Lines of data

+ + + + +

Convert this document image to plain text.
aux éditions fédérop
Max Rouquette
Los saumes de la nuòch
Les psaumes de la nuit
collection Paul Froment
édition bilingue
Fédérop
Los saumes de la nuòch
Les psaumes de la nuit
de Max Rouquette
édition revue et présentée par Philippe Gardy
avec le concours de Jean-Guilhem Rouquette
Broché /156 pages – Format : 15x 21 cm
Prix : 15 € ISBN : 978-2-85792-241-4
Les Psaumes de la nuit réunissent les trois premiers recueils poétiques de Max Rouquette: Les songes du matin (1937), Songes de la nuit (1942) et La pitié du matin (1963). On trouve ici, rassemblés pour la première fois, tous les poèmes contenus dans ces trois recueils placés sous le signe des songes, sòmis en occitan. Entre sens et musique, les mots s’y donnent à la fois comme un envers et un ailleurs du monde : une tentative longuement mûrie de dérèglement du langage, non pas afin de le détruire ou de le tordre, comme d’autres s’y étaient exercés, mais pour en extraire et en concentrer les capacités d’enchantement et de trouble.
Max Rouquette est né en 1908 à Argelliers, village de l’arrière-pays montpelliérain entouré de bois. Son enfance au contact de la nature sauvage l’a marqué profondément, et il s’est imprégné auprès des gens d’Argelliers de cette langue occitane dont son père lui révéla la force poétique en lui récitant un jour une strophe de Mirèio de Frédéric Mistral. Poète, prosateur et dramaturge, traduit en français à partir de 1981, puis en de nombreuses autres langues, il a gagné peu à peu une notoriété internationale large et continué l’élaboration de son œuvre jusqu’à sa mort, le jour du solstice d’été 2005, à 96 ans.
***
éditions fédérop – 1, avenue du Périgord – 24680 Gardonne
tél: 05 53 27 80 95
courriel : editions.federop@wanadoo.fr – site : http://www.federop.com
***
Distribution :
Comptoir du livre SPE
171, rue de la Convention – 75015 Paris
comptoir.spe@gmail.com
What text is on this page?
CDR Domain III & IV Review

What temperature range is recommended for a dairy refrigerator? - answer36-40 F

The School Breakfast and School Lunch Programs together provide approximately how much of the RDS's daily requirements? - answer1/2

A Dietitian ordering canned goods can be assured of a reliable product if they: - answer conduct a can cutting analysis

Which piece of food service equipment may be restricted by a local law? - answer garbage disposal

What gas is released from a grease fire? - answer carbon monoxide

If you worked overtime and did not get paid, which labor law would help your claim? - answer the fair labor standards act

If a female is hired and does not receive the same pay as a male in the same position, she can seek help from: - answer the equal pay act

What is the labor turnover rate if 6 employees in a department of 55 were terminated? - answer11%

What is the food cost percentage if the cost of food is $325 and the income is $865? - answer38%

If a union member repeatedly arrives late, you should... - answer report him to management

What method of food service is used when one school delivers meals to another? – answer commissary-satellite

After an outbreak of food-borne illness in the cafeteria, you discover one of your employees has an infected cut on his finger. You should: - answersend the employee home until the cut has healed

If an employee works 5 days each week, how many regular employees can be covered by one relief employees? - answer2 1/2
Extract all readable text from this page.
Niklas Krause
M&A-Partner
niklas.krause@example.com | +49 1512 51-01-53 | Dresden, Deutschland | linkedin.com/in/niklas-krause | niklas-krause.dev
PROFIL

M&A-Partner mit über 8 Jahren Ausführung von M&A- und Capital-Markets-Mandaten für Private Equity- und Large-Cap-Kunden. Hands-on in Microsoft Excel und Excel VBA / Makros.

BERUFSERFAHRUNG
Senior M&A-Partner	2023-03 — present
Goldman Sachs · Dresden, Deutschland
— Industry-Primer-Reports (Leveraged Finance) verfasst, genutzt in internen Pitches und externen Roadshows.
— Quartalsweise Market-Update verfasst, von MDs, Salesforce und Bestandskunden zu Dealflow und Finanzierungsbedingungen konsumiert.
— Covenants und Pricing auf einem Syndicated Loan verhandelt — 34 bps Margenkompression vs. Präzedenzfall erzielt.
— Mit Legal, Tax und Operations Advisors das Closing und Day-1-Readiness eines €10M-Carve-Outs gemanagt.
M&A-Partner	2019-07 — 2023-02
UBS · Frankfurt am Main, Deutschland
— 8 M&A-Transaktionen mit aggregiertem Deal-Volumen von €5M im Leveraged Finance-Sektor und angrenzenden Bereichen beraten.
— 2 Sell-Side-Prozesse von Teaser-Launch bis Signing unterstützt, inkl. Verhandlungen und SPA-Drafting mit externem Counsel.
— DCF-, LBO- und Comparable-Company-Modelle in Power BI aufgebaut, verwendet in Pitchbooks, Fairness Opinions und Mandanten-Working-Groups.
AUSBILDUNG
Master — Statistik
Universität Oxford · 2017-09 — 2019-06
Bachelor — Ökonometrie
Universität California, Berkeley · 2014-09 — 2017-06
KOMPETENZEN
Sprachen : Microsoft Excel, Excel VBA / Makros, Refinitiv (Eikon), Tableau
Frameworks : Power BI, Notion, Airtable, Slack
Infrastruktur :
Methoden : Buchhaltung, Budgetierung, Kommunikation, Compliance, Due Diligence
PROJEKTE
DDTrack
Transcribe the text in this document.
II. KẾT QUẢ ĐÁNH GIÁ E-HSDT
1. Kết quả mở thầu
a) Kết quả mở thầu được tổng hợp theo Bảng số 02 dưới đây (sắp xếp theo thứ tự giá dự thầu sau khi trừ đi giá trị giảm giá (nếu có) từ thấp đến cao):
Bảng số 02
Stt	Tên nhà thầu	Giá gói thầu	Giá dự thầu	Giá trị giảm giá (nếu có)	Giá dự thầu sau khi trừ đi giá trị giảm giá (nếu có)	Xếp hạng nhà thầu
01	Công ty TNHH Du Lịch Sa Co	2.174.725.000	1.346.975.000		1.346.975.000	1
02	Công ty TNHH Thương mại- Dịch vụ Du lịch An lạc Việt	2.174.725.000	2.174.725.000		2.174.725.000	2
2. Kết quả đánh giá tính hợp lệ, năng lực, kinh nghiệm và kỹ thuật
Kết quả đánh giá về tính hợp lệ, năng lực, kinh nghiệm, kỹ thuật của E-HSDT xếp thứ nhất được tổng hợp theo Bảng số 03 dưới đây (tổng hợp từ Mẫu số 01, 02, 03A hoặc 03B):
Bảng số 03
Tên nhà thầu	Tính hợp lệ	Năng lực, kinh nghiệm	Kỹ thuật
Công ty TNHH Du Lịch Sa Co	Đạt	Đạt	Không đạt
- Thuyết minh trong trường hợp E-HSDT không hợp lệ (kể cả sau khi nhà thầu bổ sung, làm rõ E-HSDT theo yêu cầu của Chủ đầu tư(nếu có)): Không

+ + + + +

Using the entries above, return each line that includes the word "Dresden".

Written answer ->
niklas.krause@example.com | +49 1512 51-01-53 | Dresden, Deutschland | linkedin.com/in/niklas-krause | niklas-krause.dev
Goldman Sachs · Dresden, Deutschland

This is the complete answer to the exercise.